● INFORMATION PROVIDED:
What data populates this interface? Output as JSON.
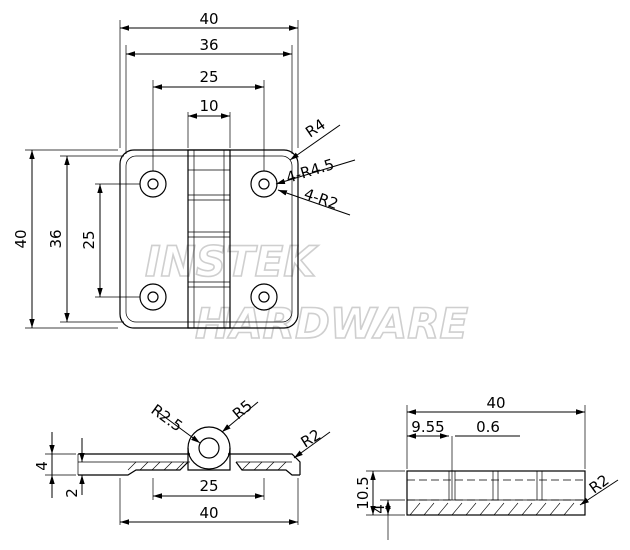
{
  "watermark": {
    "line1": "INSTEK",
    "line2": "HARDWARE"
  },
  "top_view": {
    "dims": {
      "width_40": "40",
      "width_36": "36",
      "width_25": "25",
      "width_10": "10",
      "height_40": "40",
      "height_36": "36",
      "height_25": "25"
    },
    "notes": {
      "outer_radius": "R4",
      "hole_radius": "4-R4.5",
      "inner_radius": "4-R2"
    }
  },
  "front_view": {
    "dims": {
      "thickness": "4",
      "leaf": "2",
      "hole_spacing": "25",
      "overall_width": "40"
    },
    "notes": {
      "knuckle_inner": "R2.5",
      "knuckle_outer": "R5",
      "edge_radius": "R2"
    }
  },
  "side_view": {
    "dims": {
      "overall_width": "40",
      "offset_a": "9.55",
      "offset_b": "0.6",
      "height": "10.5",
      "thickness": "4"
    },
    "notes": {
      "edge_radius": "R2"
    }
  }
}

● GOAL: Write out the entries again, exactly as given, skipping any images.

● ANSWER IN FULL:
What data populates this interface? Output as JSON.
{
  "watermark": {
    "line1": "INSTEK",
    "line2": "HARDWARE"
  },
  "top_view": {
    "dims": {
      "width_40": "40",
      "width_36": "36",
      "width_25": "25",
      "width_10": "10",
      "height_40": "40",
      "height_36": "36",
      "height_25": "25"
    },
    "notes": {
      "outer_radius": "R4",
      "hole_radius": "4-R4.5",
      "inner_radius": "4-R2"
    }
  },
  "front_view": {
    "dims": {
      "thickness": "4",
      "leaf": "2",
      "hole_spacing": "25",
      "overall_width": "40"
    },
    "notes": {
      "knuckle_inner": "R2.5",
      "knuckle_outer": "R5",
      "edge_radius": "R2"
    }
  },
  "side_view": {
    "dims": {
      "overall_width": "40",
      "offset_a": "9.55",
      "offset_b": "0.6",
      "height": "10.5",
      "thickness": "4"
    },
    "notes": {
      "edge_radius": "R2"
    }
  }
}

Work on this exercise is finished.